### SHORT TASK
Identify the lines that include the word "Nutrition", then copy all of them.

(Data entries for graphics)

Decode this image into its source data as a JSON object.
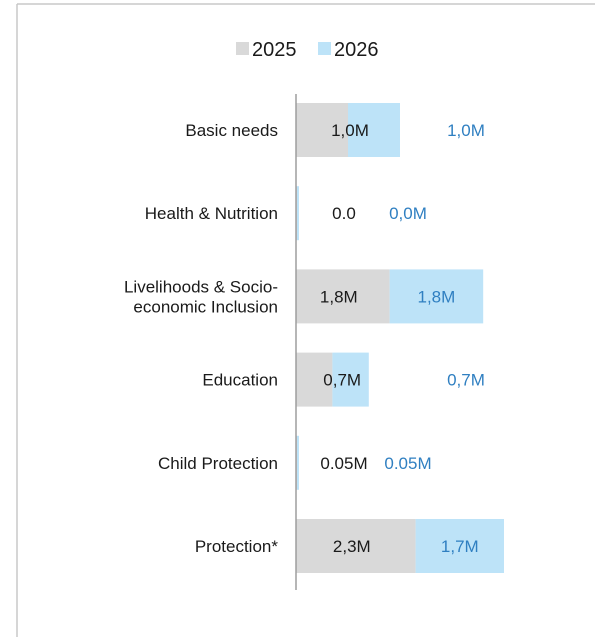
{
  "chart_data": {
    "type": "bar",
    "orientation": "horizontal",
    "stacked": true,
    "title": "",
    "xlabel": "",
    "ylabel": "",
    "grid": false,
    "legend_position": "top",
    "xlim": [
      0,
      4.6
    ],
    "categories": [
      "Basic needs",
      "Health & Nutrition",
      "Livelihoods & Socio-economic Inclusion",
      "Education",
      "Child Protection",
      "Protection*"
    ],
    "category_label_lines": [
      [
        "Basic needs"
      ],
      [
        "Health & Nutrition"
      ],
      [
        "Livelihoods & Socio-",
        "economic Inclusion"
      ],
      [
        "Education"
      ],
      [
        "Child Protection"
      ],
      [
        "Protection*"
      ]
    ],
    "series": [
      {
        "name": "2025",
        "color": "#d9d9d9",
        "values": [
          1.0,
          0.0,
          1.8,
          0.7,
          0.05,
          2.3
        ],
        "data_labels": [
          "1,0M",
          "0.0",
          "1,8M",
          "0,7M",
          "0.05M",
          "2,3M"
        ]
      },
      {
        "name": "2026",
        "color": "#bde3f8",
        "values": [
          1.0,
          0.0,
          1.8,
          0.7,
          0.05,
          1.7
        ],
        "data_labels": [
          "1,0M",
          "0,0M",
          "1,8M",
          "0,7M",
          "0.05M",
          "1,7M"
        ]
      }
    ]
  }
}
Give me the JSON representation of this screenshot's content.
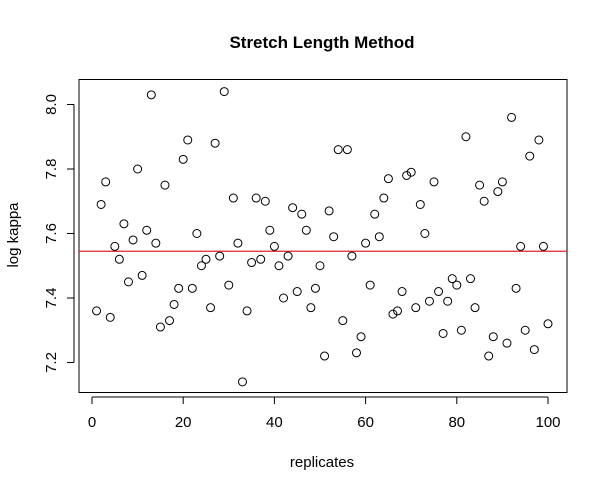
{
  "chart_data": {
    "type": "scatter",
    "title": "Stretch Length Method",
    "xlabel": "replicates",
    "ylabel": "log kappa",
    "xlim": [
      0,
      103
    ],
    "ylim": [
      7.13,
      8.08
    ],
    "xticks": [
      0,
      20,
      40,
      60,
      80,
      100
    ],
    "xtick_labels": [
      "0",
      "20",
      "40",
      "60",
      "80",
      "100"
    ],
    "yticks": [
      7.2,
      7.4,
      7.6,
      7.8,
      8.0
    ],
    "ytick_labels": [
      "7.2",
      "7.4",
      "7.6",
      "7.8",
      "8.0"
    ],
    "grid": false,
    "legend": "none",
    "hline": {
      "y": 7.545,
      "color": "#e8212b"
    },
    "marker_color": "#000000",
    "series": [
      {
        "x": [
          1,
          2,
          3,
          4,
          5,
          6,
          7,
          8,
          9,
          10,
          11,
          12,
          13,
          14,
          15,
          16,
          17,
          18,
          19,
          20,
          21,
          22,
          23,
          24,
          25,
          26,
          27,
          28,
          29,
          30,
          31,
          32,
          33,
          34,
          35,
          36,
          37,
          38,
          39,
          40,
          41,
          42,
          43,
          44,
          45,
          46,
          47,
          48,
          49,
          50,
          51,
          52,
          53,
          54,
          55,
          56,
          57,
          58,
          59,
          60,
          61,
          62,
          63,
          64,
          65,
          66,
          67,
          68,
          69,
          70,
          71,
          72,
          73,
          74,
          75,
          76,
          77,
          78,
          79,
          80,
          81,
          82,
          83,
          84,
          85,
          86,
          87,
          88,
          89,
          90,
          91,
          92,
          93,
          94,
          95,
          96,
          97,
          98,
          99,
          100
        ],
        "y": [
          7.36,
          7.69,
          7.76,
          7.34,
          7.56,
          7.52,
          7.63,
          7.45,
          7.58,
          7.8,
          7.47,
          7.61,
          8.03,
          7.57,
          7.31,
          7.75,
          7.33,
          7.38,
          7.43,
          7.83,
          7.89,
          7.43,
          7.6,
          7.5,
          7.52,
          7.37,
          7.88,
          7.53,
          8.04,
          7.44,
          7.71,
          7.57,
          7.14,
          7.36,
          7.51,
          7.71,
          7.52,
          7.7,
          7.61,
          7.56,
          7.5,
          7.4,
          7.53,
          7.68,
          7.42,
          7.66,
          7.61,
          7.37,
          7.43,
          7.5,
          7.22,
          7.67,
          7.59,
          7.86,
          7.33,
          7.86,
          7.53,
          7.23,
          7.28,
          7.57,
          7.44,
          7.66,
          7.59,
          7.71,
          7.77,
          7.35,
          7.36,
          7.42,
          7.78,
          7.79,
          7.37,
          7.69,
          7.6,
          7.39,
          7.76,
          7.42,
          7.29,
          7.39,
          7.46,
          7.44,
          7.3,
          7.9,
          7.46,
          7.37,
          7.75,
          7.7,
          7.22,
          7.28,
          7.73,
          7.76,
          7.26,
          7.96,
          7.43,
          7.56,
          7.3,
          7.84,
          7.24,
          7.89,
          7.56,
          7.32
        ]
      }
    ]
  }
}
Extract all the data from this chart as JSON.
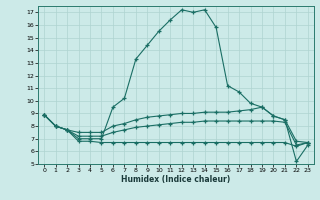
{
  "xlabel": "Humidex (Indice chaleur)",
  "xlim": [
    -0.5,
    23.5
  ],
  "ylim": [
    5,
    17.5
  ],
  "yticks": [
    5,
    6,
    7,
    8,
    9,
    10,
    11,
    12,
    13,
    14,
    15,
    16,
    17
  ],
  "xticks": [
    0,
    1,
    2,
    3,
    4,
    5,
    6,
    7,
    8,
    9,
    10,
    11,
    12,
    13,
    14,
    15,
    16,
    17,
    18,
    19,
    20,
    21,
    22,
    23
  ],
  "bg_color": "#cceae8",
  "line_color": "#1a6e64",
  "grid_color": "#afd4d0",
  "line1_y": [
    8.9,
    8.0,
    7.7,
    7.0,
    7.0,
    7.0,
    9.5,
    10.2,
    13.3,
    14.4,
    15.5,
    16.4,
    17.2,
    17.0,
    17.2,
    15.8,
    11.2,
    10.7,
    9.8,
    9.5,
    8.8,
    8.5,
    5.2,
    6.5
  ],
  "line2_y": [
    8.9,
    8.0,
    7.7,
    7.5,
    7.5,
    7.5,
    8.0,
    8.2,
    8.5,
    8.7,
    8.8,
    8.9,
    9.0,
    9.0,
    9.1,
    9.1,
    9.1,
    9.2,
    9.3,
    9.5,
    8.8,
    8.5,
    6.8,
    6.7
  ],
  "line3_y": [
    8.9,
    8.0,
    7.7,
    7.2,
    7.2,
    7.2,
    7.5,
    7.7,
    7.9,
    8.0,
    8.1,
    8.2,
    8.3,
    8.3,
    8.4,
    8.4,
    8.4,
    8.4,
    8.4,
    8.4,
    8.4,
    8.3,
    6.5,
    6.7
  ],
  "line4_y": [
    8.9,
    8.0,
    7.7,
    6.8,
    6.8,
    6.7,
    6.7,
    6.7,
    6.7,
    6.7,
    6.7,
    6.7,
    6.7,
    6.7,
    6.7,
    6.7,
    6.7,
    6.7,
    6.7,
    6.7,
    6.7,
    6.7,
    6.4,
    6.7
  ]
}
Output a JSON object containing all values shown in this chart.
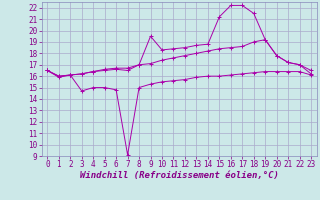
{
  "xlabel": "Windchill (Refroidissement éolien,°C)",
  "bg_color": "#cce8e8",
  "grid_color": "#aaaacc",
  "line_color": "#aa00aa",
  "xlim": [
    -0.5,
    23.5
  ],
  "ylim": [
    9,
    22.5
  ],
  "yticks": [
    9,
    10,
    11,
    12,
    13,
    14,
    15,
    16,
    17,
    18,
    19,
    20,
    21,
    22
  ],
  "xticks": [
    0,
    1,
    2,
    3,
    4,
    5,
    6,
    7,
    8,
    9,
    10,
    11,
    12,
    13,
    14,
    15,
    16,
    17,
    18,
    19,
    20,
    21,
    22,
    23
  ],
  "line1_x": [
    0,
    1,
    2,
    3,
    4,
    5,
    6,
    7,
    8,
    9,
    10,
    11,
    12,
    13,
    14,
    15,
    16,
    17,
    18,
    19,
    20,
    21,
    22,
    23
  ],
  "line1_y": [
    16.5,
    15.9,
    16.1,
    14.7,
    15.0,
    15.0,
    14.8,
    9.1,
    15.0,
    15.3,
    15.5,
    15.6,
    15.7,
    15.9,
    16.0,
    16.0,
    16.1,
    16.2,
    16.3,
    16.4,
    16.4,
    16.4,
    16.4,
    16.1
  ],
  "line2_x": [
    0,
    1,
    2,
    3,
    4,
    5,
    6,
    7,
    8,
    9,
    10,
    11,
    12,
    13,
    14,
    15,
    16,
    17,
    18,
    19,
    20,
    21,
    22,
    23
  ],
  "line2_y": [
    16.5,
    16.0,
    16.1,
    16.2,
    16.4,
    16.6,
    16.7,
    16.7,
    17.0,
    17.1,
    17.4,
    17.6,
    17.8,
    18.0,
    18.2,
    18.4,
    18.5,
    18.6,
    19.0,
    19.2,
    17.8,
    17.2,
    17.0,
    16.5
  ],
  "line3_x": [
    0,
    1,
    2,
    3,
    4,
    5,
    6,
    7,
    8,
    9,
    10,
    11,
    12,
    13,
    14,
    15,
    16,
    17,
    18,
    19,
    20,
    21,
    22,
    23
  ],
  "line3_y": [
    16.5,
    16.0,
    16.1,
    16.2,
    16.4,
    16.5,
    16.6,
    16.5,
    17.0,
    19.5,
    18.3,
    18.4,
    18.5,
    18.7,
    18.8,
    21.2,
    22.2,
    22.2,
    21.5,
    19.2,
    17.8,
    17.2,
    17.0,
    16.2
  ],
  "tick_fontsize": 5.5,
  "xlabel_fontsize": 6.5,
  "tick_color": "#880088",
  "spine_color": "#8888bb"
}
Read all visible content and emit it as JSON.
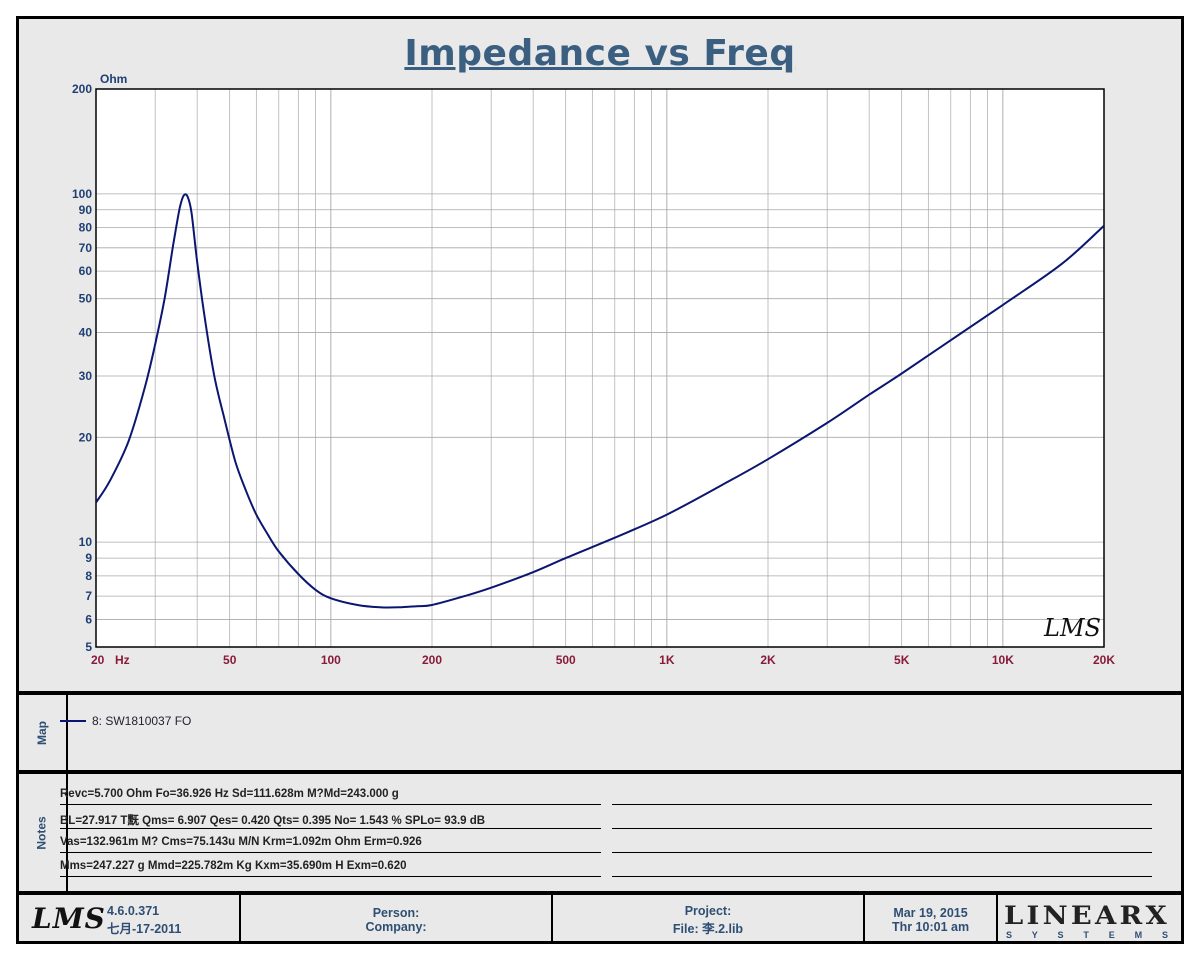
{
  "chart_data": {
    "type": "line",
    "title": "Impedance vs Freq",
    "ylabel": "Ohm",
    "xlabel_unit": "Hz",
    "x_scale": "log",
    "y_scale": "log",
    "xlim": [
      20,
      20000
    ],
    "ylim": [
      5,
      200
    ],
    "grid": true,
    "x_ticks": [
      {
        "value": 20,
        "label": "20"
      },
      {
        "value": 50,
        "label": "50"
      },
      {
        "value": 100,
        "label": "100"
      },
      {
        "value": 200,
        "label": "200"
      },
      {
        "value": 500,
        "label": "500"
      },
      {
        "value": 1000,
        "label": "1K"
      },
      {
        "value": 2000,
        "label": "2K"
      },
      {
        "value": 5000,
        "label": "5K"
      },
      {
        "value": 10000,
        "label": "10K"
      },
      {
        "value": 20000,
        "label": "20K"
      }
    ],
    "y_ticks": [
      {
        "value": 5,
        "label": "5"
      },
      {
        "value": 6,
        "label": "6"
      },
      {
        "value": 7,
        "label": "7"
      },
      {
        "value": 8,
        "label": "8"
      },
      {
        "value": 9,
        "label": "9"
      },
      {
        "value": 10,
        "label": "10"
      },
      {
        "value": 20,
        "label": "20"
      },
      {
        "value": 30,
        "label": "30"
      },
      {
        "value": 40,
        "label": "40"
      },
      {
        "value": 50,
        "label": "50"
      },
      {
        "value": 60,
        "label": "60"
      },
      {
        "value": 70,
        "label": "70"
      },
      {
        "value": 80,
        "label": "80"
      },
      {
        "value": 90,
        "label": "90"
      },
      {
        "value": 100,
        "label": "100"
      },
      {
        "value": 200,
        "label": "200"
      }
    ],
    "series": [
      {
        "name": "8: SW1810037 FO",
        "color": "#0a1670",
        "x": [
          20,
          22,
          25,
          28,
          30,
          32,
          34,
          35.5,
          36.5,
          37.5,
          38.5,
          40,
          42,
          45,
          48,
          52,
          56,
          60,
          65,
          70,
          80,
          90,
          100,
          120,
          140,
          160,
          180,
          200,
          250,
          300,
          400,
          500,
          700,
          1000,
          1500,
          2000,
          3000,
          4000,
          5000,
          7000,
          10000,
          15000,
          20000
        ],
        "y": [
          13,
          15,
          19.5,
          28,
          37,
          50,
          72,
          91,
          99,
          98,
          88,
          64,
          45,
          30,
          23,
          17,
          14,
          12,
          10.5,
          9.4,
          8.1,
          7.3,
          6.9,
          6.6,
          6.5,
          6.5,
          6.55,
          6.6,
          7,
          7.4,
          8.2,
          9,
          10.3,
          12,
          14.8,
          17.3,
          22,
          26.5,
          30.5,
          38,
          48,
          63,
          81
        ]
      }
    ]
  },
  "map": {
    "label": "Map",
    "entries": [
      "8: SW1810037 FO"
    ]
  },
  "notes": {
    "label": "Notes",
    "lines": [
      "Revc=5.700 Ohm  Fo=36.926 Hz  Sd=111.628m M?Md=243.000 g",
      "BL=27.917 T黖  Qms= 6.907  Qes= 0.420  Qts= 0.395  No= 1.543 %  SPLo= 93.9 dB",
      "Vas=132.961m M? Cms=75.143u M/N  Krm=1.092m Ohm  Erm=0.926",
      "Mms=247.227 g  Mmd=225.782m Kg  Kxm=35.690m H  Exm=0.620"
    ]
  },
  "watermark": "LMS",
  "footer": {
    "logo_text": "LMS",
    "version": "4.6.0.371",
    "version_date": "七月-17-2011",
    "person_label": "Person:",
    "company_label": "Company:",
    "project_label": "Project:",
    "file_label": "File: 李.2.lib",
    "date": "Mar 19, 2015",
    "time": "Thr 10:01 am",
    "brand": "LINEARX",
    "brand_sub": "S Y S T E M S"
  },
  "colors": {
    "frame_bg": "#e9e9e9",
    "plot_bg": "#ffffff",
    "grid": "#a8a8a8",
    "curve": "#0a1670",
    "title": "#3b5f80",
    "y_tick": "#1f3f73",
    "x_tick": "#8a1a3a"
  }
}
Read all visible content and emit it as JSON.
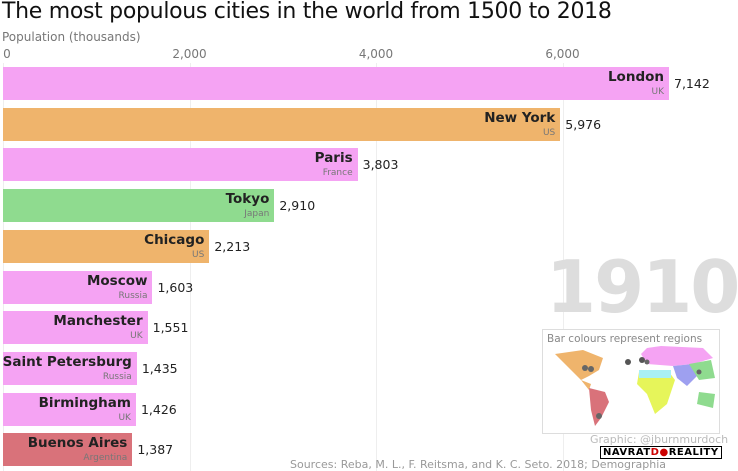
{
  "chart_data": {
    "type": "bar",
    "title": "The most populous cities in the world from 1500 to 2018",
    "xlabel": "Population (thousands)",
    "xlim": [
      0,
      7142
    ],
    "ticks": [
      "0",
      "2,000",
      "4,000",
      "6,000"
    ],
    "tick_values": [
      0,
      2000,
      4000,
      6000
    ],
    "year": "1910",
    "bars": [
      {
        "name": "London",
        "region": "UK",
        "value": 7142,
        "value_label": "7,142",
        "color": "#f5a3f3"
      },
      {
        "name": "New York",
        "region": "US",
        "value": 5976,
        "value_label": "5,976",
        "color": "#efb46c"
      },
      {
        "name": "Paris",
        "region": "France",
        "value": 3803,
        "value_label": "3,803",
        "color": "#f5a3f3"
      },
      {
        "name": "Tokyo",
        "region": "Japan",
        "value": 2910,
        "value_label": "2,910",
        "color": "#8fdb8f"
      },
      {
        "name": "Chicago",
        "region": "US",
        "value": 2213,
        "value_label": "2,213",
        "color": "#efb46c"
      },
      {
        "name": "Moscow",
        "region": "Russia",
        "value": 1603,
        "value_label": "1,603",
        "color": "#f5a3f3"
      },
      {
        "name": "Manchester",
        "region": "UK",
        "value": 1551,
        "value_label": "1,551",
        "color": "#f5a3f3"
      },
      {
        "name": "Saint Petersburg",
        "region": "Russia",
        "value": 1435,
        "value_label": "1,435",
        "color": "#f5a3f3"
      },
      {
        "name": "Birmingham",
        "region": "UK",
        "value": 1426,
        "value_label": "1,426",
        "color": "#f5a3f3"
      },
      {
        "name": "Buenos Aires",
        "region": "Argentina",
        "value": 1387,
        "value_label": "1,387",
        "color": "#d9727a"
      }
    ]
  },
  "legend": {
    "title": "Bar colours represent regions"
  },
  "credit": "Graphic: @jburnmurdoch",
  "source": "Sources: Reba, M. L., F. Reitsma, and K. C. Seto. 2018; Demographia",
  "watermark": "NAVRATDOREALITY"
}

### REPLY
      "Health & Nutrition",
        "Health & Nutrition"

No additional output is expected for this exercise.